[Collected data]
'''

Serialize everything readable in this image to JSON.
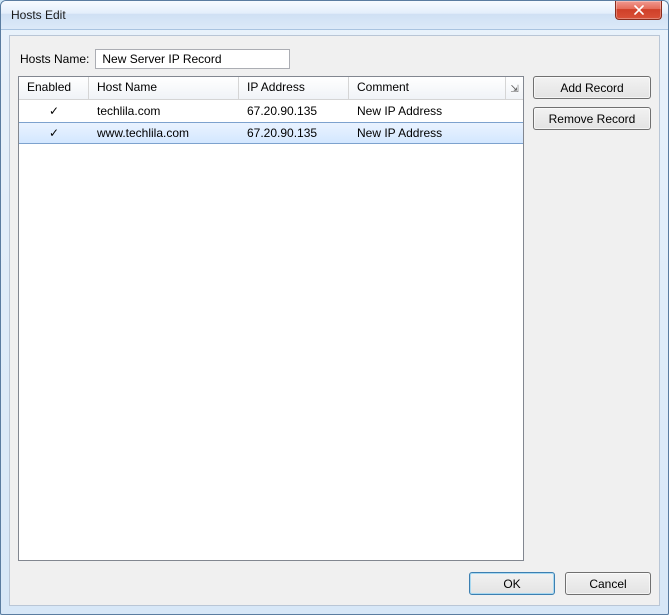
{
  "window": {
    "title": "Hosts Edit"
  },
  "nameRow": {
    "label": "Hosts Name:",
    "value": "New Server IP Record"
  },
  "columns": {
    "enabled": "Enabled",
    "host": "Host Name",
    "ip": "IP Address",
    "comment": "Comment"
  },
  "rows": [
    {
      "enabled": "✓",
      "host": "techlila.com",
      "ip": "67.20.90.135",
      "comment": "New IP Address",
      "selected": false
    },
    {
      "enabled": "✓",
      "host": "www.techlila.com",
      "ip": "67.20.90.135",
      "comment": "New IP Address",
      "selected": true
    }
  ],
  "buttons": {
    "add": "Add Record",
    "remove": "Remove Record",
    "ok": "OK",
    "cancel": "Cancel"
  },
  "icons": {
    "columnToggle": "⇲"
  }
}
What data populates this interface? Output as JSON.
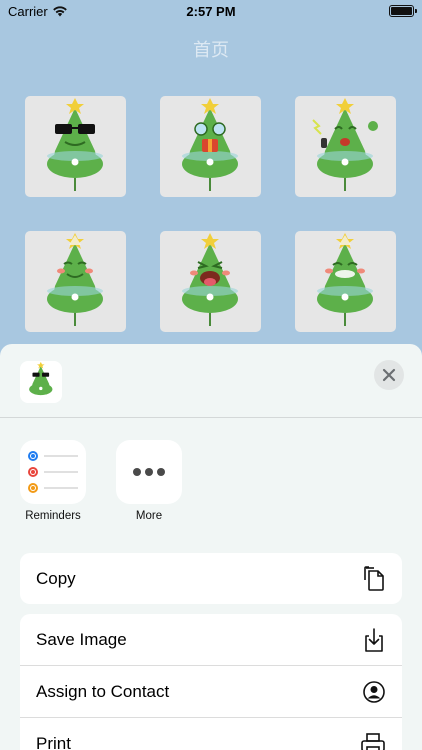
{
  "status_bar": {
    "carrier": "Carrier",
    "time": "2:57 PM"
  },
  "nav": {
    "title": "首页"
  },
  "stickers": [
    {
      "pose": "sunglasses"
    },
    {
      "pose": "goggles-gift"
    },
    {
      "pose": "mic-sparkle"
    },
    {
      "pose": "smile"
    },
    {
      "pose": "tongue-out"
    },
    {
      "pose": "content"
    }
  ],
  "share_sheet": {
    "close_icon": "close-icon",
    "apps": [
      {
        "label": "Reminders",
        "icon": "reminders-icon"
      },
      {
        "label": "More",
        "icon": "more-icon"
      }
    ],
    "actions": [
      {
        "label": "Copy",
        "icon": "copy-icon"
      },
      {
        "label": "Save Image",
        "icon": "save-image-icon"
      },
      {
        "label": "Assign to Contact",
        "icon": "contact-icon"
      },
      {
        "label": "Print",
        "icon": "print-icon"
      }
    ]
  },
  "colors": {
    "background": "#a8c7e0",
    "sheet": "#f1f6f5",
    "tile": "#e6e6e6",
    "character_green": "#5db04a",
    "reminder_blue": "#1f7cf0",
    "reminder_red": "#e8453c",
    "reminder_orange": "#f29a16"
  }
}
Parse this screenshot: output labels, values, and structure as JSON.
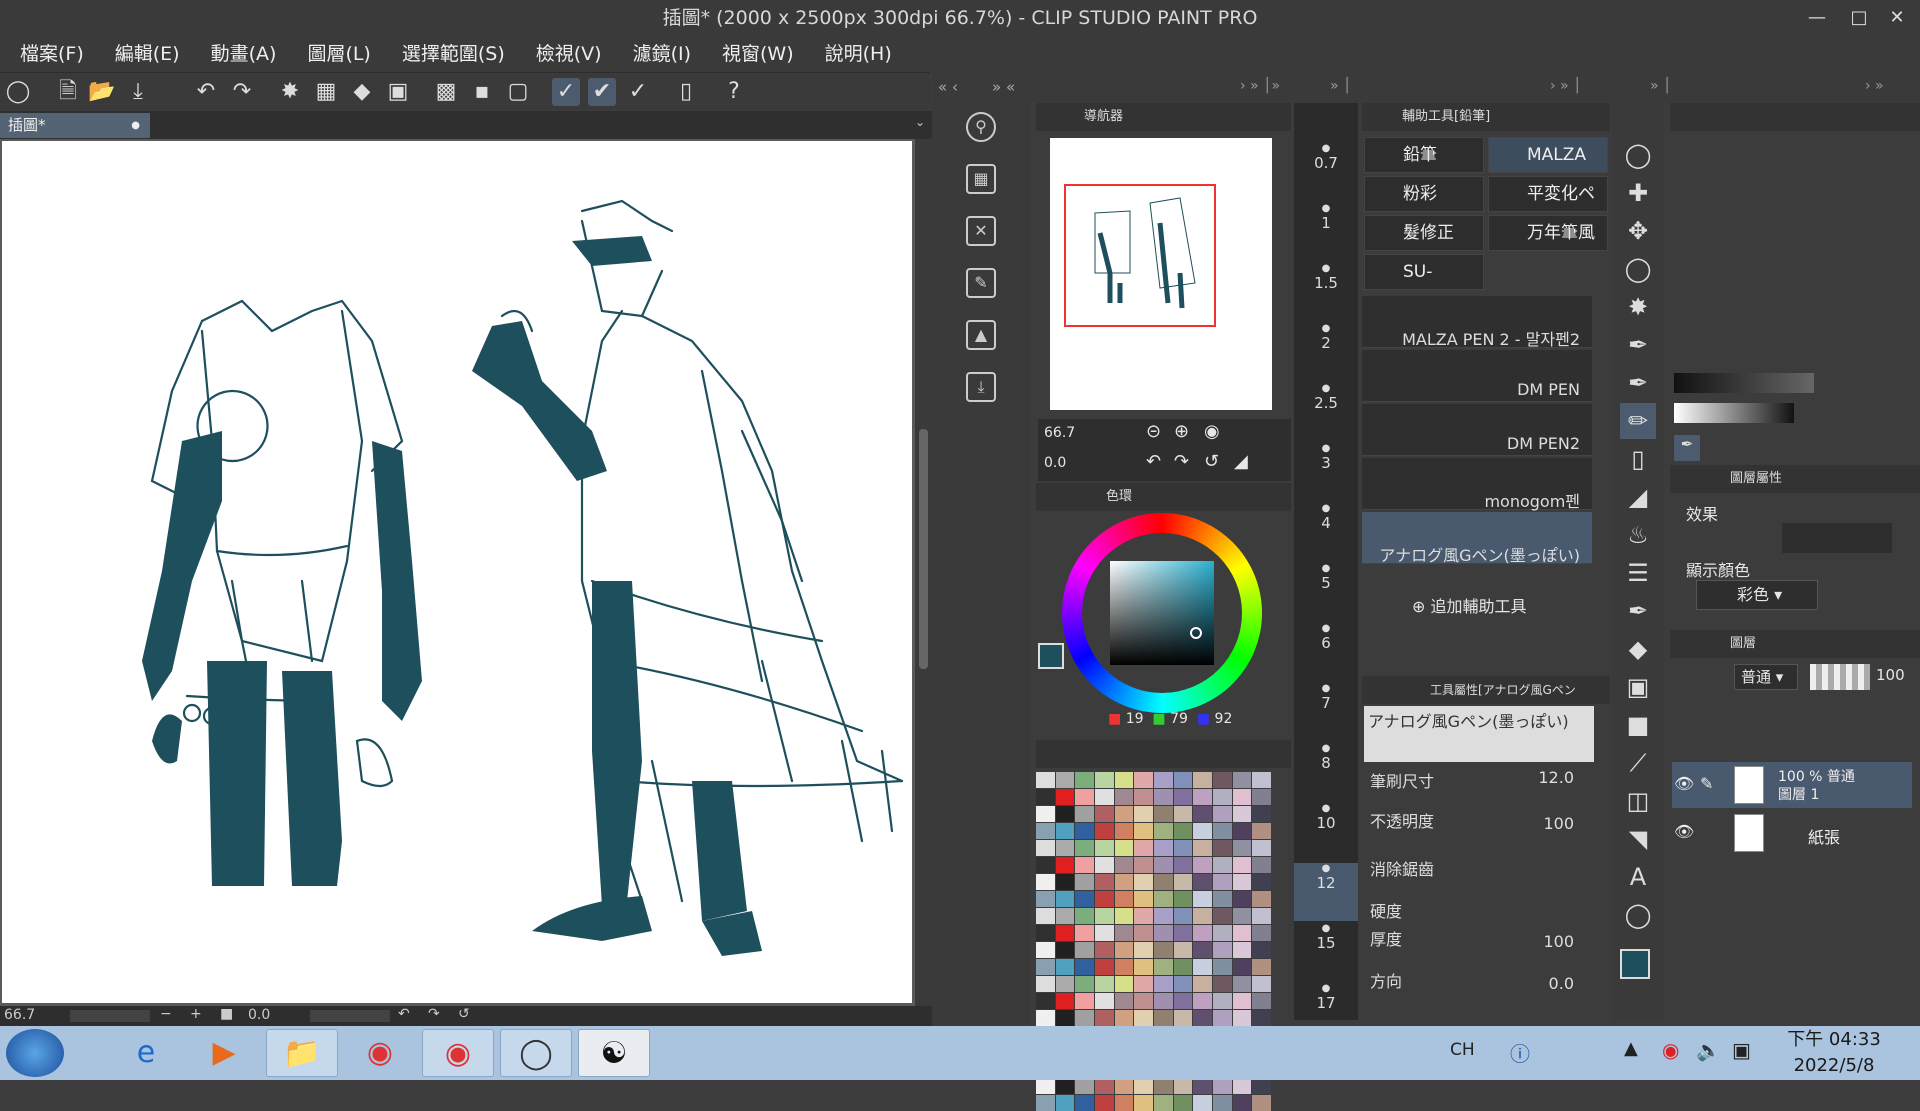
{
  "window": {
    "title": "插圖* (2000 x 2500px 300dpi 66.7%)  - CLIP STUDIO PAINT PRO"
  },
  "menu": [
    "檔案(F)",
    "編輯(E)",
    "動畫(A)",
    "圖層(L)",
    "選擇範圍(S)",
    "檢視(V)",
    "濾鏡(I)",
    "視窗(W)",
    "說明(H)"
  ],
  "doc": {
    "tab_label": "插圖*"
  },
  "status": {
    "zoom": "66.7",
    "angle": "0.0"
  },
  "navigator": {
    "title": "導航器",
    "zoom": "66.7",
    "rotation": "0.0"
  },
  "color": {
    "title": "色環",
    "r": "19",
    "g": "79",
    "b": "92",
    "main_color": "#1e4f5c"
  },
  "brush_sizes": [
    "0.7",
    "1",
    "1.5",
    "2",
    "2.5",
    "3",
    "4",
    "5",
    "6",
    "7",
    "8",
    "10",
    "12",
    "15",
    "17"
  ],
  "subtool": {
    "title": "輔助工具[鉛筆]",
    "groups": [
      "鉛筆",
      "MALZA PE",
      "粉彩",
      "平変化ペン",
      "髮修正",
      "万年筆風ペ",
      "SU-Cream I"
    ],
    "brushes": [
      "MALZA PEN 2 - 말자펜2",
      "DM PEN",
      "DM PEN2",
      "monogom펜",
      "アナログ風Gペン(墨っぽい)"
    ],
    "add_label": "追加輔助工具"
  },
  "toolprop": {
    "title": "工具屬性[アナログ風Gペン",
    "brush_name": "アナログ風Gペン(墨っぽい)",
    "size_label": "筆刷尺寸",
    "size": "12.0",
    "opacity_label": "不透明度",
    "opacity": "100",
    "aa_label": "消除鋸齒",
    "hardness_label": "硬度",
    "thickness_label": "厚度",
    "thickness": "100",
    "direction_label": "方向",
    "direction": "0.0"
  },
  "layer_prop": {
    "title": "圖層屬性",
    "effect_label": "效果",
    "display_color_label": "顯示顏色",
    "display_color": "彩色"
  },
  "layers": {
    "title": "圖層",
    "blend_mode": "普通",
    "opacity": "100",
    "items": [
      {
        "line1": "100 % 普通",
        "line2": "圖層 1"
      },
      {
        "line1": "紙張",
        "line2": ""
      }
    ]
  },
  "taskbar": {
    "lang": "CH",
    "time": "下午 04:33",
    "date": "2022/5/8"
  }
}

'''

* **Exercise objective**
Pick out every line with the string "this" and copy it.

* **Expected output**
Serialize everything readable in this image to JSON.
What data populates this interface? Output as JSON.
Parse this screenshot: output labels, values, and structure as JSON.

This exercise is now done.